Task: List every line in this data where the string "Department" occurs.

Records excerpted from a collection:
--*--

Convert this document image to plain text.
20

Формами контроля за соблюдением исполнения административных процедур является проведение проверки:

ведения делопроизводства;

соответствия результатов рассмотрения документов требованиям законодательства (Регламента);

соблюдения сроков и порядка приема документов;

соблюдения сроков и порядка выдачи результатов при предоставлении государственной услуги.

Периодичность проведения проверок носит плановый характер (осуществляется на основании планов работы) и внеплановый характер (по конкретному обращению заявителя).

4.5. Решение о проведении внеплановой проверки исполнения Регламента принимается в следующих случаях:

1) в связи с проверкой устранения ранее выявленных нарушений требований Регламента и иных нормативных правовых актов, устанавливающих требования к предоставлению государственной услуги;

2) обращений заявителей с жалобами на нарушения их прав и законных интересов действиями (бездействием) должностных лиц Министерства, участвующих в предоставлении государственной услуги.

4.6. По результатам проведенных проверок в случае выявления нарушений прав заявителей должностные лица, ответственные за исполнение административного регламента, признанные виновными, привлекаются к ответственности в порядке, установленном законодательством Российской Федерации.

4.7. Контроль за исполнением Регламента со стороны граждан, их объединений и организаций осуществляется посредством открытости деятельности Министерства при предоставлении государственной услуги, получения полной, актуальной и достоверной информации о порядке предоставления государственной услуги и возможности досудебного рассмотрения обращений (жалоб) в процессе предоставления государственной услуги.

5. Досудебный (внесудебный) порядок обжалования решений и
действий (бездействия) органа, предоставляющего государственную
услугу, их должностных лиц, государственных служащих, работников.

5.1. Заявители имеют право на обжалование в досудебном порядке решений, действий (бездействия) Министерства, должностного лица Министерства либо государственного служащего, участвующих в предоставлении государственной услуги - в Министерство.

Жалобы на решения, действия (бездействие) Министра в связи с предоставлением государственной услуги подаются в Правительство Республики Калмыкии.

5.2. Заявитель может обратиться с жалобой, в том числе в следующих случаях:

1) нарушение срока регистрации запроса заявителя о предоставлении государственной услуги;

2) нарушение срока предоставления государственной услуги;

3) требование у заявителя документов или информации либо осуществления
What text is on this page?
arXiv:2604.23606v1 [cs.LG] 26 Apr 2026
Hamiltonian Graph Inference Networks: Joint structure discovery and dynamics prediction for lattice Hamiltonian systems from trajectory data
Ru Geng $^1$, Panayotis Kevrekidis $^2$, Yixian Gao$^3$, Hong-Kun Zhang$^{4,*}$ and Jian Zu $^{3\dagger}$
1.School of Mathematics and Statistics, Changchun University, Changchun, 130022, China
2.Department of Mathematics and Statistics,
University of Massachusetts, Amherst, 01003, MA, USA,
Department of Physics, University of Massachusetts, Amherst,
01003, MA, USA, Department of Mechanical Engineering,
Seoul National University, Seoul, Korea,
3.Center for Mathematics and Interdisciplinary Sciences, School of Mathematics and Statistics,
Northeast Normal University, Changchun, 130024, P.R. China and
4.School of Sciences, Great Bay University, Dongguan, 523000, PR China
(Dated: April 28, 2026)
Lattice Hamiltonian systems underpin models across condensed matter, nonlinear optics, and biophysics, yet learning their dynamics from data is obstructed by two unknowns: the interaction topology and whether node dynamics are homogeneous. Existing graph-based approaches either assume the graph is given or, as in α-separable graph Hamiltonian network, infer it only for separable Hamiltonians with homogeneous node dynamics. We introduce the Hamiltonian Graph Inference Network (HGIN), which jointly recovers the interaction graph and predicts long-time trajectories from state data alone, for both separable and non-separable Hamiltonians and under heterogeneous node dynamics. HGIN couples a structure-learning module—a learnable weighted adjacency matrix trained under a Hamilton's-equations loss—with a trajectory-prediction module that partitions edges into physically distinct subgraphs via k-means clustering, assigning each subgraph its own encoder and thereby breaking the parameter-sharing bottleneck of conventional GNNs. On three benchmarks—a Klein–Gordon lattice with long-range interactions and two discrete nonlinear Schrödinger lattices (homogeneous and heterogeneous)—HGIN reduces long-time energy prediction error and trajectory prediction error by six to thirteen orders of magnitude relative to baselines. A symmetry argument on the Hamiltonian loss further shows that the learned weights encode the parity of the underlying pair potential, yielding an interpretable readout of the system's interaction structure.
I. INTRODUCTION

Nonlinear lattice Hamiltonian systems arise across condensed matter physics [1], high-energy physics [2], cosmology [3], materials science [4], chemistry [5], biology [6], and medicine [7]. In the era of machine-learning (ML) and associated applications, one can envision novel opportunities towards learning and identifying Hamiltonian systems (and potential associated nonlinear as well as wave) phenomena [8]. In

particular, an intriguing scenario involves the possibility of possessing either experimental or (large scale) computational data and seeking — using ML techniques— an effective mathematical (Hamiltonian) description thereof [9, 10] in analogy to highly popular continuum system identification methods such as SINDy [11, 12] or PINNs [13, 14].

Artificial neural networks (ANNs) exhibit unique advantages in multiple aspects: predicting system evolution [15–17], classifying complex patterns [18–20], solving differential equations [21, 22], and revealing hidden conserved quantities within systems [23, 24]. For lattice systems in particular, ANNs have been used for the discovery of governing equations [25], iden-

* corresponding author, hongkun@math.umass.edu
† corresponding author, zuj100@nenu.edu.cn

--*--

Result of this exercise:
2.Department of Mathematics and Statistics,
Department of Physics, University of Massachusetts, Amherst,
01003, MA, USA, Department of Mechanical Engineering,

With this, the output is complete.